** Stated exercise **
Gather the lines below that include the string "this", copying each in full.

** Records to use **

- - -

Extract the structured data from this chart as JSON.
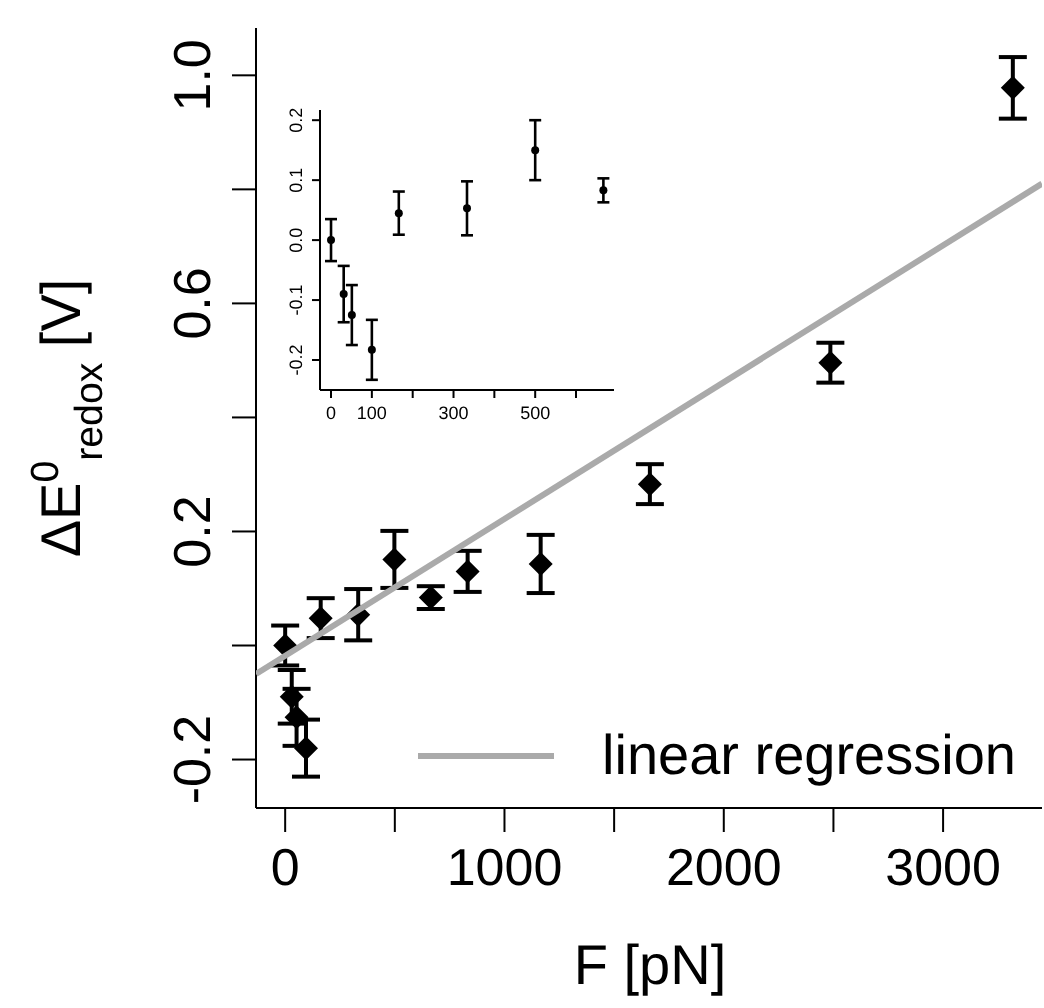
{
  "chart_data": [
    {
      "type": "scatter",
      "xlabel": "F [pN]",
      "ylabel": "ΔE$^{0}$$_{redox}$ [V]",
      "legend": "bottom right",
      "grid": false,
      "xlim": [
        -133,
        3451
      ],
      "ylim": [
        -0.285,
        1.083
      ],
      "xticks": [
        0,
        {
          "value": 500,
          "label": null
        },
        1000,
        {
          "value": 1500,
          "label": null
        },
        2000,
        {
          "value": 2500,
          "label": null
        },
        3000
      ],
      "yticks": [
        -0.2,
        {
          "value": 0,
          "label": null
        },
        0.2,
        {
          "value": 0.4,
          "label": null
        },
        0.6,
        {
          "value": 0.8,
          "label": null
        },
        {
          "value": 1,
          "label": "1.0"
        }
      ],
      "series": [
        {
          "type": "scatter",
          "color": "#000000",
          "marker": "diamond",
          "x": [
            0,
            30,
            52,
            95,
            162,
            333,
            498,
            664,
            832,
            1165,
            1663,
            2486,
            3318
          ],
          "values": [
            0.0,
            -0.09,
            -0.126,
            -0.18,
            0.048,
            0.054,
            0.151,
            0.084,
            0.13,
            0.143,
            0.283,
            0.496,
            0.978
          ],
          "errors": [
            0.035,
            0.047,
            0.05,
            0.05,
            0.035,
            0.045,
            0.05,
            0.02,
            0.036,
            0.051,
            0.035,
            0.035,
            0.054
          ]
        },
        {
          "type": "line",
          "name": "linear regression",
          "color": "#aaaaaa",
          "marker": "none",
          "x": [
            -133,
            3451
          ],
          "values": [
            -0.05,
            0.81
          ]
        }
      ]
    },
    {
      "type": "scatter",
      "grid": false,
      "legend": false,
      "xlim": [
        -27,
        693
      ],
      "ylim": [
        -0.25,
        0.217
      ],
      "xticks": [
        0,
        100,
        {
          "value": 200,
          "label": null
        },
        300,
        {
          "value": 400,
          "label": null
        },
        500,
        {
          "value": 600,
          "label": null
        }
      ],
      "yticks": [
        -0.2,
        -0.1,
        {
          "value": 0,
          "label": "0.0"
        },
        0.1,
        0.2
      ],
      "series": [
        {
          "type": "scatter",
          "color": "#000000",
          "marker": "circle",
          "x": [
            0,
            31,
            51,
            100,
            166,
            333,
            500,
            667
          ],
          "values": [
            0.0,
            -0.09,
            -0.125,
            -0.183,
            0.045,
            0.053,
            0.15,
            0.083
          ],
          "errors": [
            0.035,
            0.047,
            0.05,
            0.05,
            0.036,
            0.045,
            0.05,
            0.02
          ]
        }
      ]
    }
  ]
}
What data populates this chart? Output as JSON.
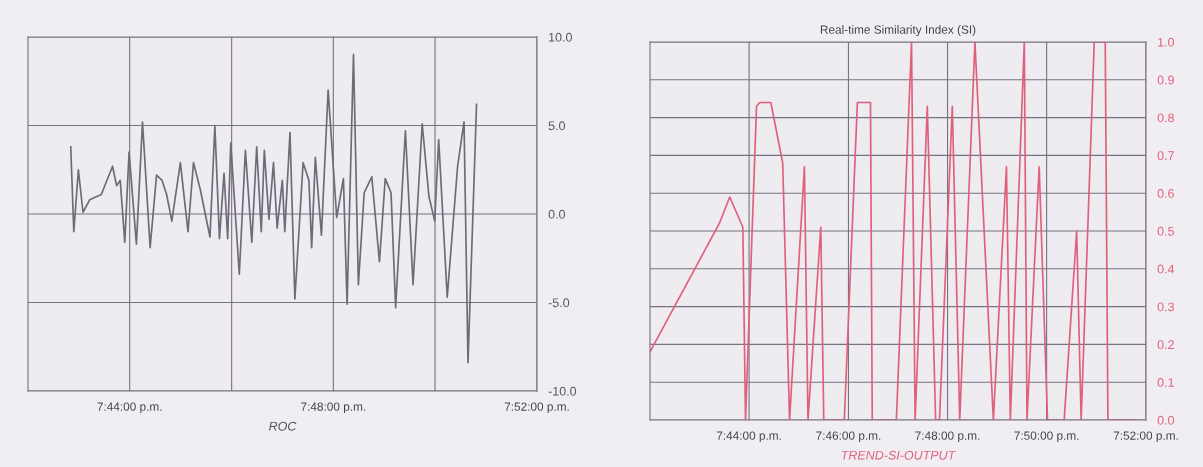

- - -

** Solution **
Extract the structured data from this chart as JSON.
What data populates this chart? Output as JSON.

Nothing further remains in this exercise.